» **What is required**:
Every record below should be printed exactly as given.

» **Extracted entries**:
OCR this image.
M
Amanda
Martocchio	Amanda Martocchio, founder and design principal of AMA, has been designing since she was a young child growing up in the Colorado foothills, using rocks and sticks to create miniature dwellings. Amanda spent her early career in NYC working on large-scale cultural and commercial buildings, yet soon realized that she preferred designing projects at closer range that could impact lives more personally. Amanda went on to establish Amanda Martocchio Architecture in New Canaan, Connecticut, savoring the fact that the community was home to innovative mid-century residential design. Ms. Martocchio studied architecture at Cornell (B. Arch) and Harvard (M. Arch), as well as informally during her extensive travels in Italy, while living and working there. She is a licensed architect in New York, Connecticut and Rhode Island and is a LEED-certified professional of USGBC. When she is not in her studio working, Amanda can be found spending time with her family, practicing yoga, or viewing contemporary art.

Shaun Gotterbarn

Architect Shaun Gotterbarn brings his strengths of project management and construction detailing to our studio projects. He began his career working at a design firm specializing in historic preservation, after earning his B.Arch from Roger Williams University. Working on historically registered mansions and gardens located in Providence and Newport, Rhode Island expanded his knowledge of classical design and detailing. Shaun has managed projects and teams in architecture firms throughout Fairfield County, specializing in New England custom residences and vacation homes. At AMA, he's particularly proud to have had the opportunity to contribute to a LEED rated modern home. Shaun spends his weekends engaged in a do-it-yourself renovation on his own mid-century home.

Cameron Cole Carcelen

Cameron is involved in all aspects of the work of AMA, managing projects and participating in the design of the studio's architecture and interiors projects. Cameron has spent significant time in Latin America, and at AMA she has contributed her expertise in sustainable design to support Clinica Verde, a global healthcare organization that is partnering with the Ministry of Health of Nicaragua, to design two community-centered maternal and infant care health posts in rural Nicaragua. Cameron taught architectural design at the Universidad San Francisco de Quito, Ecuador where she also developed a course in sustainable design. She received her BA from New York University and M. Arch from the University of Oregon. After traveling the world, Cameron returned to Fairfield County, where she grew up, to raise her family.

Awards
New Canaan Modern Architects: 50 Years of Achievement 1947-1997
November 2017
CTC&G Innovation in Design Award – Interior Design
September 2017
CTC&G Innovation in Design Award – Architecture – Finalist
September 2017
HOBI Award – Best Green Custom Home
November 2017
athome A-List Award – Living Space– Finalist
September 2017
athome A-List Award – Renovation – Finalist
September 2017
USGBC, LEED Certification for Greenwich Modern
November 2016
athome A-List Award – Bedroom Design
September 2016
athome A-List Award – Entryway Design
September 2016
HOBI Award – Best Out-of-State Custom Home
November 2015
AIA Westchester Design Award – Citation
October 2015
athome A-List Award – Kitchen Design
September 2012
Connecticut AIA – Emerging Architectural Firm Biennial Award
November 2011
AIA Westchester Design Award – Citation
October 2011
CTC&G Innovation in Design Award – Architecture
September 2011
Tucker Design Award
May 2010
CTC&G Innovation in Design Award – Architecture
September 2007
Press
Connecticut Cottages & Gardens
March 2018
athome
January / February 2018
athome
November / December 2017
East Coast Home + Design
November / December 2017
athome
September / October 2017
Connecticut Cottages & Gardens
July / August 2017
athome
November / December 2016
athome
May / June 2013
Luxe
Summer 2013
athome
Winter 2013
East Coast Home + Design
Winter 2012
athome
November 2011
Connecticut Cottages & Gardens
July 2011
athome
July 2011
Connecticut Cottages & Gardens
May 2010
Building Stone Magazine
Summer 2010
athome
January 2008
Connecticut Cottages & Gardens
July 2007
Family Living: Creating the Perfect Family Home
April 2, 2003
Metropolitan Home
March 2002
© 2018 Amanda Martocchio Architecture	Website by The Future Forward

» **Completed task**:
OCR this image.
M
Amanda
Martocchio	Amanda Martocchio, founder and design principal of AMA, has been designing since she was a young child growing up in the Colorado foothills, using rocks and sticks to create miniature dwellings. Amanda spent her early career in NYC working on large-scale cultural and commercial buildings, yet soon realized that she preferred designing projects at closer range that could impact lives more personally. Amanda went on to establish Amanda Martocchio Architecture in New Canaan, Connecticut, savoring the fact that the community was home to innovative mid-century residential design. Ms. Martocchio studied architecture at Cornell (B. Arch) and Harvard (M. Arch), as well as informally during her extensive travels in Italy, while living and working there. She is a licensed architect in New York, Connecticut and Rhode Island and is a LEED-certified professional of USGBC. When she is not in her studio working, Amanda can be found spending time with her family, practicing yoga, or viewing contemporary art.

Shaun Gotterbarn

Architect Shaun Gotterbarn brings his strengths of project management and construction detailing to our studio projects. He began his career working at a design firm specializing in historic preservation, after earning his B.Arch from Roger Williams University. Working on historically registered mansions and gardens located in Providence and Newport, Rhode Island expanded his knowledge of classical design and detailing. Shaun has managed projects and teams in architecture firms throughout Fairfield County, specializing in New England custom residences and vacation homes. At AMA, he's particularly proud to have had the opportunity to contribute to a LEED rated modern home. Shaun spends his weekends engaged in a do-it-yourself renovation on his own mid-century home.

Cameron Cole Carcelen

Cameron is involved in all aspects of the work of AMA, managing projects and participating in the design of the studio's architecture and interiors projects. Cameron has spent significant time in Latin America, and at AMA she has contributed her expertise in sustainable design to support Clinica Verde, a global healthcare organization that is partnering with the Ministry of Health of Nicaragua, to design two community-centered maternal and infant care health posts in rural Nicaragua. Cameron taught architectural design at the Universidad San Francisco de Quito, Ecuador where she also developed a course in sustainable design. She received her BA from New York University and M. Arch from the University of Oregon. After traveling the world, Cameron returned to Fairfield County, where she grew up, to raise her family.

Awards
New Canaan Modern Architects: 50 Years of Achievement 1947-1997
November 2017
CTC&G Innovation in Design Award – Interior Design
September 2017
CTC&G Innovation in Design Award – Architecture – Finalist
September 2017
HOBI Award – Best Green Custom Home
November 2017
athome A-List Award – Living Space– Finalist
September 2017
athome A-List Award – Renovation – Finalist
September 2017
USGBC, LEED Certification for Greenwich Modern
November 2016
athome A-List Award – Bedroom Design
September 2016
athome A-List Award – Entryway Design
September 2016
HOBI Award – Best Out-of-State Custom Home
November 2015
AIA Westchester Design Award – Citation
October 2015
athome A-List Award – Kitchen Design
September 2012
Connecticut AIA – Emerging Architectural Firm Biennial Award
November 2011
AIA Westchester Design Award – Citation
October 2011
CTC&G Innovation in Design Award – Architecture
September 2011
Tucker Design Award
May 2010
CTC&G Innovation in Design Award – Architecture
September 2007
Press
Connecticut Cottages & Gardens
March 2018
athome
January / February 2018
athome
November / December 2017
East Coast Home + Design
November / December 2017
athome
September / October 2017
Connecticut Cottages & Gardens
July / August 2017
athome
November / December 2016
athome
May / June 2013
Luxe
Summer 2013
athome
Winter 2013
East Coast Home + Design
Winter 2012
athome
November 2011
Connecticut Cottages & Gardens
July 2011
athome
July 2011
Connecticut Cottages & Gardens
May 2010
Building Stone Magazine
Summer 2010
athome
January 2008
Connecticut Cottages & Gardens
July 2007
Family Living: Creating the Perfect Family Home
April 2, 2003
Metropolitan Home
March 2002
© 2018 Amanda Martocchio Architecture	Website by The Future Forward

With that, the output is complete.